Your goal
Extract the full set of records, then give each one again exactly.
● ● ● ●
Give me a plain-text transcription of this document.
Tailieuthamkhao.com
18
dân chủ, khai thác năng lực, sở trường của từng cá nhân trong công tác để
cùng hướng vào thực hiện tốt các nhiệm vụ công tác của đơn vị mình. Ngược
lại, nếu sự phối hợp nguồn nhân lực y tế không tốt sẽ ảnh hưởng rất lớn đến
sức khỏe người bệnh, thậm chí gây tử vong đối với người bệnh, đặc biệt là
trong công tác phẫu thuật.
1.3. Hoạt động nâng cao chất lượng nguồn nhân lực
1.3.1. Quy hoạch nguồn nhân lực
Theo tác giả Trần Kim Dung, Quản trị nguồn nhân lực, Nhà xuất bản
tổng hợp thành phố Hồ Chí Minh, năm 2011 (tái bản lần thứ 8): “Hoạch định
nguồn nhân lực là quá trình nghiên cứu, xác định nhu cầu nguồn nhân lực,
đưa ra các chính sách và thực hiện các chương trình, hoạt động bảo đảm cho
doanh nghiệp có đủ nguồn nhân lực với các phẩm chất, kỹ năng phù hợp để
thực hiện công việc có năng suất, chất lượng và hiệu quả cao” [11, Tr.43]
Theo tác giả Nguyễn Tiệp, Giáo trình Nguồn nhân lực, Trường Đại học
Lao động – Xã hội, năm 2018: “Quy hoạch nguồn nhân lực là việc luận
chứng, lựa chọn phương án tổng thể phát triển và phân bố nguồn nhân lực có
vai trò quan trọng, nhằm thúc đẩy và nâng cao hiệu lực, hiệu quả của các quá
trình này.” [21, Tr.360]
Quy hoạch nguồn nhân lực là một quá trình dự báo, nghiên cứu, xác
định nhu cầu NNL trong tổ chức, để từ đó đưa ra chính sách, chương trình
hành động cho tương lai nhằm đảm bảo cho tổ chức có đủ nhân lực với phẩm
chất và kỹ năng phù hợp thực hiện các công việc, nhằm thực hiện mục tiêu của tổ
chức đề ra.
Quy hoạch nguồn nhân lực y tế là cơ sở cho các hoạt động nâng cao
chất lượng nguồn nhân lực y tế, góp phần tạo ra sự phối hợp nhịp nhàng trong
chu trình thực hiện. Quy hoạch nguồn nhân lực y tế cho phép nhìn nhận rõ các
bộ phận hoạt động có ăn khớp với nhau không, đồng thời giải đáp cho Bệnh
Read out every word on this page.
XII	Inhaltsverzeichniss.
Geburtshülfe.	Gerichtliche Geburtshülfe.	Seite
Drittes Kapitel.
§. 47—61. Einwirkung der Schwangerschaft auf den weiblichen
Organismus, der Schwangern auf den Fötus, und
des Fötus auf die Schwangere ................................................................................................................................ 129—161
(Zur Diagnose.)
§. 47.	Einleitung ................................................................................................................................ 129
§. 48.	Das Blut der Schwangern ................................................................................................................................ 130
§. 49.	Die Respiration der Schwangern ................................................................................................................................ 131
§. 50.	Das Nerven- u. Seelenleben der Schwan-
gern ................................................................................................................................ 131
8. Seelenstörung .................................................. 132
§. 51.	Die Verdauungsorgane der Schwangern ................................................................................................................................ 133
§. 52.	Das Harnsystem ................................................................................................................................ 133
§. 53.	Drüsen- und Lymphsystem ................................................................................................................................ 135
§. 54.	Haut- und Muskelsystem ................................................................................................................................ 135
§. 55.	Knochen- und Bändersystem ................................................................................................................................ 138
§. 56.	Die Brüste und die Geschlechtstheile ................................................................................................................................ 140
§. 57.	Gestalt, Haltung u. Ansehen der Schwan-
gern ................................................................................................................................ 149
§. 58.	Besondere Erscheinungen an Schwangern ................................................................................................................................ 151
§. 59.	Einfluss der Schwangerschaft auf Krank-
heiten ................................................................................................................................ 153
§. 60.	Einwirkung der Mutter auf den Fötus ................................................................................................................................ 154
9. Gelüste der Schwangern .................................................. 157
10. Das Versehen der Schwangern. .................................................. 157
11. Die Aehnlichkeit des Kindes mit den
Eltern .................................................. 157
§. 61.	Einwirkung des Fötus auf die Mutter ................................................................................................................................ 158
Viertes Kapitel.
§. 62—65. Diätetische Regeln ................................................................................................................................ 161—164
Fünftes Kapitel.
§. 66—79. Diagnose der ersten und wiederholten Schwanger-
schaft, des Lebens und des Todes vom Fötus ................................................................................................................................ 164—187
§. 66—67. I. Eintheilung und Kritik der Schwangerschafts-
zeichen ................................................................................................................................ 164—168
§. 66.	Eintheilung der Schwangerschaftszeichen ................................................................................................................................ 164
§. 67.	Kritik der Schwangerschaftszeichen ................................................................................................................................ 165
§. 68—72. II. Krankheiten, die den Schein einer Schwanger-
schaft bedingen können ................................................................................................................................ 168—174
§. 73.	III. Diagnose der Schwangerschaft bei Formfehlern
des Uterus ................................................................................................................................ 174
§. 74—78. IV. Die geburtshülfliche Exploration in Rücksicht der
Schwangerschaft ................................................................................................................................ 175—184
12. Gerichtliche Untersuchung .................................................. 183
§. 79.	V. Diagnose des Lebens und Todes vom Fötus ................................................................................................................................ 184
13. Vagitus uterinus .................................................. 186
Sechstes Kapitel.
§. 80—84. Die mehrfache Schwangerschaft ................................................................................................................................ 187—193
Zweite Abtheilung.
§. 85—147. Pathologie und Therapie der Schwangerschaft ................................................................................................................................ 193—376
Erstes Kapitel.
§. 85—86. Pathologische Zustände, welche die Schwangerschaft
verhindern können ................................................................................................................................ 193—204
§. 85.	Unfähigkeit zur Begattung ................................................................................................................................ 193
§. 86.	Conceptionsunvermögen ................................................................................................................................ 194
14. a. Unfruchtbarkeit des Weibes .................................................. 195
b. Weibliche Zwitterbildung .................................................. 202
● ● ● ●
Problem solution
Give me a plain-text transcription of this document.
Tailieuthamkhao.com
18
dân chủ, khai thác năng lực, sở trường của từng cá nhân trong công tác để
cùng hướng vào thực hiện tốt các nhiệm vụ công tác của đơn vị mình. Ngược
lại, nếu sự phối hợp nguồn nhân lực y tế không tốt sẽ ảnh hưởng rất lớn đến
sức khỏe người bệnh, thậm chí gây tử vong đối với người bệnh, đặc biệt là
trong công tác phẫu thuật.
1.3. Hoạt động nâng cao chất lượng nguồn nhân lực
1.3.1. Quy hoạch nguồn nhân lực
Theo tác giả Trần Kim Dung, Quản trị nguồn nhân lực, Nhà xuất bản
tổng hợp thành phố Hồ Chí Minh, năm 2011 (tái bản lần thứ 8): “Hoạch định
nguồn nhân lực là quá trình nghiên cứu, xác định nhu cầu nguồn nhân lực,
đưa ra các chính sách và thực hiện các chương trình, hoạt động bảo đảm cho
doanh nghiệp có đủ nguồn nhân lực với các phẩm chất, kỹ năng phù hợp để
thực hiện công việc có năng suất, chất lượng và hiệu quả cao” [11, Tr.43]
Theo tác giả Nguyễn Tiệp, Giáo trình Nguồn nhân lực, Trường Đại học
Lao động – Xã hội, năm 2018: “Quy hoạch nguồn nhân lực là việc luận
chứng, lựa chọn phương án tổng thể phát triển và phân bố nguồn nhân lực có
vai trò quan trọng, nhằm thúc đẩy và nâng cao hiệu lực, hiệu quả của các quá
trình này.” [21, Tr.360]
Quy hoạch nguồn nhân lực là một quá trình dự báo, nghiên cứu, xác
định nhu cầu NNL trong tổ chức, để từ đó đưa ra chính sách, chương trình
hành động cho tương lai nhằm đảm bảo cho tổ chức có đủ nhân lực với phẩm
chất và kỹ năng phù hợp thực hiện các công việc, nhằm thực hiện mục tiêu của tổ
chức đề ra.
Quy hoạch nguồn nhân lực y tế là cơ sở cho các hoạt động nâng cao
chất lượng nguồn nhân lực y tế, góp phần tạo ra sự phối hợp nhịp nhàng trong
chu trình thực hiện. Quy hoạch nguồn nhân lực y tế cho phép nhìn nhận rõ các
bộ phận hoạt động có ăn khớp với nhau không, đồng thời giải đáp cho Bệnh
Read out every word on this page.
XII	Inhaltsverzeichniss.
Geburtshülfe.	Gerichtliche Geburtshülfe.	Seite
Drittes Kapitel.
§. 47—61. Einwirkung der Schwangerschaft auf den weiblichen
Organismus, der Schwangern auf den Fötus, und
des Fötus auf die Schwangere ................................................................................................................................ 129—161
(Zur Diagnose.)
§. 47.	Einleitung ................................................................................................................................ 129
§. 48.	Das Blut der Schwangern ................................................................................................................................ 130
§. 49.	Die Respiration der Schwangern ................................................................................................................................ 131
§. 50.	Das Nerven- u. Seelenleben der Schwan-
gern ................................................................................................................................ 131
8. Seelenstörung .................................................. 132
§. 51.	Die Verdauungsorgane der Schwangern ................................................................................................................................ 133
§. 52.	Das Harnsystem ................................................................................................................................ 133
§. 53.	Drüsen- und Lymphsystem ................................................................................................................................ 135
§. 54.	Haut- und Muskelsystem ................................................................................................................................ 135
§. 55.	Knochen- und Bändersystem ................................................................................................................................ 138
§. 56.	Die Brüste und die Geschlechtstheile ................................................................................................................................ 140
§. 57.	Gestalt, Haltung u. Ansehen der Schwan-
gern ................................................................................................................................ 149
§. 58.	Besondere Erscheinungen an Schwangern ................................................................................................................................ 151
§. 59.	Einfluss der Schwangerschaft auf Krank-
heiten ................................................................................................................................ 153
§. 60.	Einwirkung der Mutter auf den Fötus ................................................................................................................................ 154
9. Gelüste der Schwangern .................................................. 157
10. Das Versehen der Schwangern. .................................................. 157
11. Die Aehnlichkeit des Kindes mit den
Eltern .................................................. 157
§. 61.	Einwirkung des Fötus auf die Mutter ................................................................................................................................ 158
Viertes Kapitel.
§. 62—65. Diätetische Regeln ................................................................................................................................ 161—164
Fünftes Kapitel.
§. 66—79. Diagnose der ersten und wiederholten Schwanger-
schaft, des Lebens und des Todes vom Fötus ................................................................................................................................ 164—187
§. 66—67. I. Eintheilung und Kritik der Schwangerschafts-
zeichen ................................................................................................................................ 164—168
§. 66.	Eintheilung der Schwangerschaftszeichen ................................................................................................................................ 164
§. 67.	Kritik der Schwangerschaftszeichen ................................................................................................................................ 165
§. 68—72. II. Krankheiten, die den Schein einer Schwanger-
schaft bedingen können ................................................................................................................................ 168—174
§. 73.	III. Diagnose der Schwangerschaft bei Formfehlern
des Uterus ................................................................................................................................ 174
§. 74—78. IV. Die geburtshülfliche Exploration in Rücksicht der
Schwangerschaft ................................................................................................................................ 175—184
12. Gerichtliche Untersuchung .................................................. 183
§. 79.	V. Diagnose des Lebens und Todes vom Fötus ................................................................................................................................ 184
13. Vagitus uterinus .................................................. 186
Sechstes Kapitel.
§. 80—84. Die mehrfache Schwangerschaft ................................................................................................................................ 187—193
Zweite Abtheilung.
§. 85—147. Pathologie und Therapie der Schwangerschaft ................................................................................................................................ 193—376
Erstes Kapitel.
§. 85—86. Pathologische Zustände, welche die Schwangerschaft
verhindern können ................................................................................................................................ 193—204
§. 85.	Unfähigkeit zur Begattung ................................................................................................................................ 193
§. 86.	Conceptionsunvermögen ................................................................................................................................ 194
14. a. Unfruchtbarkeit des Weibes .................................................. 195
b. Weibliche Zwitterbildung .................................................. 202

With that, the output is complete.